___ Extracted entries ___

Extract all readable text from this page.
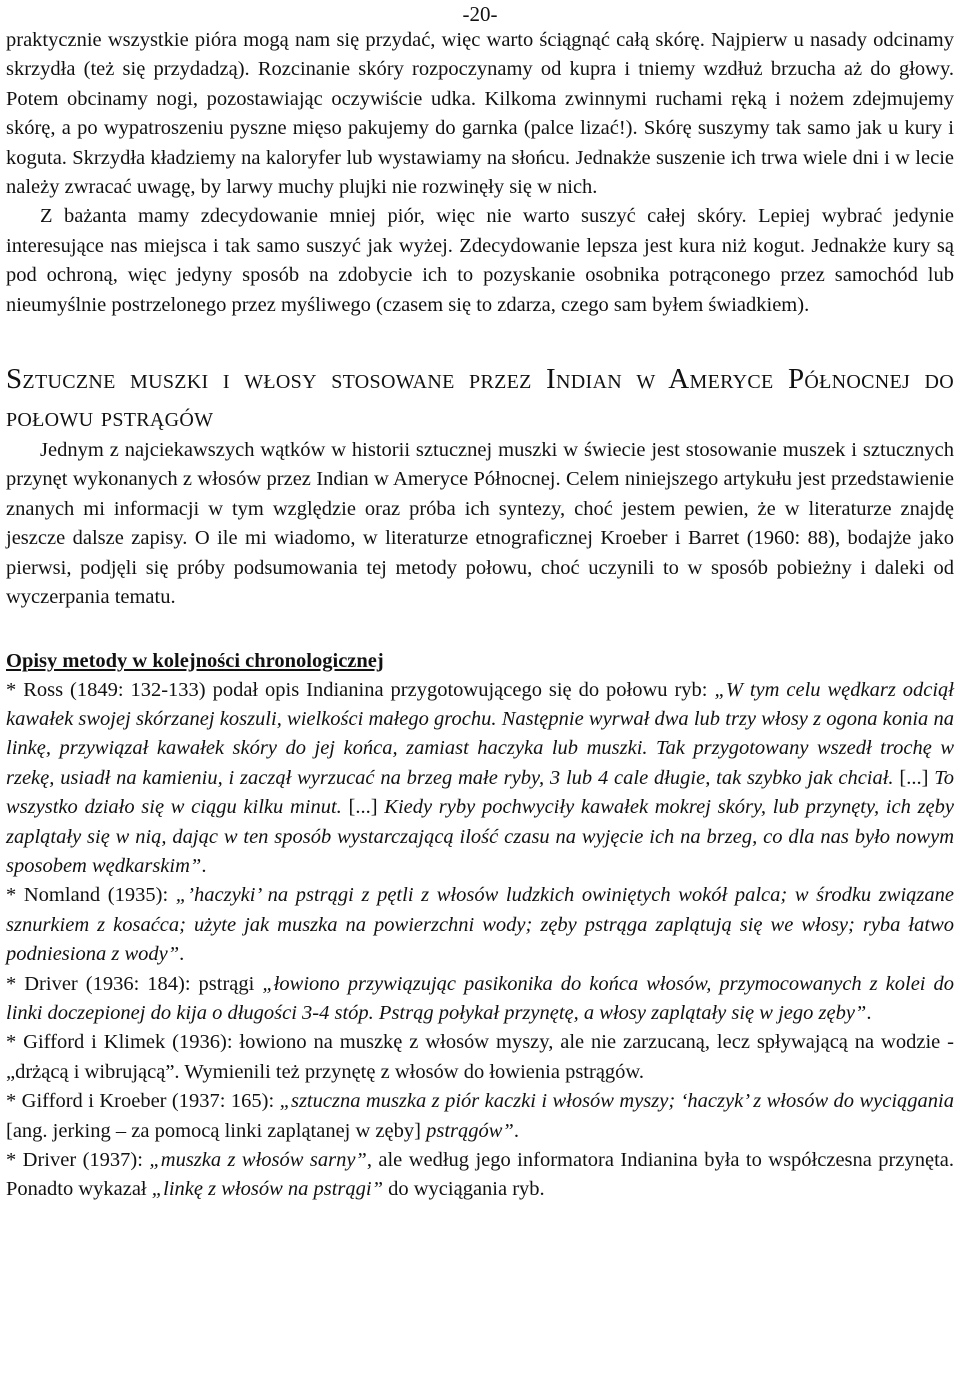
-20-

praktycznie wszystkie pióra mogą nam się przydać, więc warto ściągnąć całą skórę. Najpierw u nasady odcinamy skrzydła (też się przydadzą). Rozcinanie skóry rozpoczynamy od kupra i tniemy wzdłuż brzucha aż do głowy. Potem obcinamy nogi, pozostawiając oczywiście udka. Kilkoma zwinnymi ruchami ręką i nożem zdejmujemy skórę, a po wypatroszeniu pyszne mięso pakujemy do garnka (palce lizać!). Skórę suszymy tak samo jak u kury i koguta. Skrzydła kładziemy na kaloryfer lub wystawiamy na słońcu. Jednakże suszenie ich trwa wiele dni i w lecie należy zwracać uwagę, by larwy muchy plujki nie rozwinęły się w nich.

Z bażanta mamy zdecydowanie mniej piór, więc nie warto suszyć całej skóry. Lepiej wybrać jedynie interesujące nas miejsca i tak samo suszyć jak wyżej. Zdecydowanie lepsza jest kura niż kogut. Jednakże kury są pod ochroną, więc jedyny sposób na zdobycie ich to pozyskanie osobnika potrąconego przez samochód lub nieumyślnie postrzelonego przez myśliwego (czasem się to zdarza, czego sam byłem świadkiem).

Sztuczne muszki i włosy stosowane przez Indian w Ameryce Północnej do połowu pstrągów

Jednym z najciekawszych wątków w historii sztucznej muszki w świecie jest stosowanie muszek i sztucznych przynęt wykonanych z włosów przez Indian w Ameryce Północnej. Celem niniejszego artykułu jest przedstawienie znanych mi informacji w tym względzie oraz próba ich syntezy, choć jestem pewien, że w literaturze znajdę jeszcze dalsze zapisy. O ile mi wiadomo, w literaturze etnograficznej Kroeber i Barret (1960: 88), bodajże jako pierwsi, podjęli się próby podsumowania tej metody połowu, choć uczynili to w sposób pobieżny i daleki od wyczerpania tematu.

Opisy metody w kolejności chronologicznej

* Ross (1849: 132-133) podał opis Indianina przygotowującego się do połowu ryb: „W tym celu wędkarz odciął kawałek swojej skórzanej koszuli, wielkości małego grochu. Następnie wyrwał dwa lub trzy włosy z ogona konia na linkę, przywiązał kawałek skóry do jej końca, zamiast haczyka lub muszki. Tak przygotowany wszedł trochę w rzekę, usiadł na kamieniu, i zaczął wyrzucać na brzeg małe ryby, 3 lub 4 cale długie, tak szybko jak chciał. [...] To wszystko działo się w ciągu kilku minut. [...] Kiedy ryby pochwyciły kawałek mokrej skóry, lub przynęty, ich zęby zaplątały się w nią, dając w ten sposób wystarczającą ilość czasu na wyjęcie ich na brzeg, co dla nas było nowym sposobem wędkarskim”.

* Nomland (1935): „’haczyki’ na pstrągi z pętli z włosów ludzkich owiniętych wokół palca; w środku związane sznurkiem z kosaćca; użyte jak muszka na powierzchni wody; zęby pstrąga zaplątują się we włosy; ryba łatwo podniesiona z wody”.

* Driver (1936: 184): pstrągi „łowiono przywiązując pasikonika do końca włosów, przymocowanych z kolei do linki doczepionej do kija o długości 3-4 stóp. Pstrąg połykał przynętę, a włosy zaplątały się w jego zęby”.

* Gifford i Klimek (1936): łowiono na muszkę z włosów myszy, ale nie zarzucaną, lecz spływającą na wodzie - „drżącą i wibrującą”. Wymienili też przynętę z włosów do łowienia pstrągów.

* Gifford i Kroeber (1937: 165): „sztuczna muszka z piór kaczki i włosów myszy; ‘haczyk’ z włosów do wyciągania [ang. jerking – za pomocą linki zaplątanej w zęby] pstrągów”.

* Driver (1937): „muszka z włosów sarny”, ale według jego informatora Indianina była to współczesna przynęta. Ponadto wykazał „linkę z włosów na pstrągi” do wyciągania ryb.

___
___ Extracted entries ___

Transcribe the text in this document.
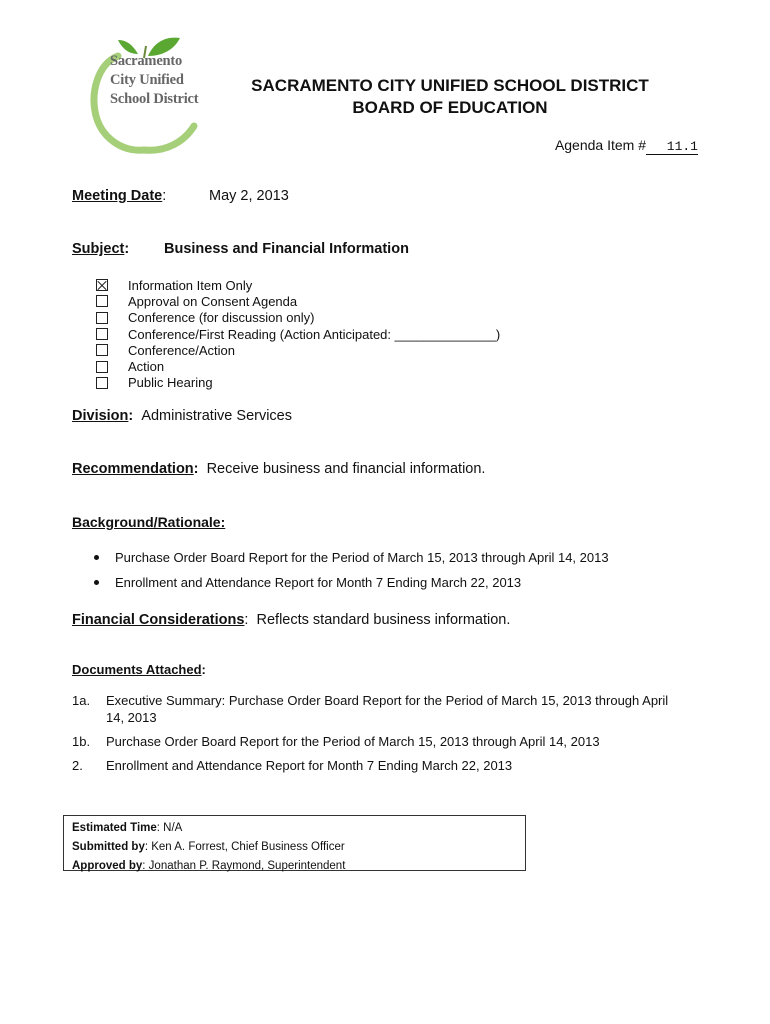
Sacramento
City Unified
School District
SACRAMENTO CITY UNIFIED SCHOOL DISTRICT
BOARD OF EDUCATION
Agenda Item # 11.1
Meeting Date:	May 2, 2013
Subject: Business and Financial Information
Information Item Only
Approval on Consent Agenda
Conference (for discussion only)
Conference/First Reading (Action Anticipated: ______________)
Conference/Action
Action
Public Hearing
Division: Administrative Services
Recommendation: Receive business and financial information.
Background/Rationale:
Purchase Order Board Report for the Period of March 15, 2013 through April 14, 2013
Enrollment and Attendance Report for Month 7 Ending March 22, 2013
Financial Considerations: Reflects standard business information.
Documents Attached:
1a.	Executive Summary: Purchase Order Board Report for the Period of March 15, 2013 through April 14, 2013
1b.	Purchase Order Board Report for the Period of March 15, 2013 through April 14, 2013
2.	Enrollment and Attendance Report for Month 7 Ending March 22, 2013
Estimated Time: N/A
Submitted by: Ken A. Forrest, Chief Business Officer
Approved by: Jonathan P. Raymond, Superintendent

___

=== Do this ===
Report how many lines include the word "samo". Give nothing but the number.

=== Solution to the exercise ===
2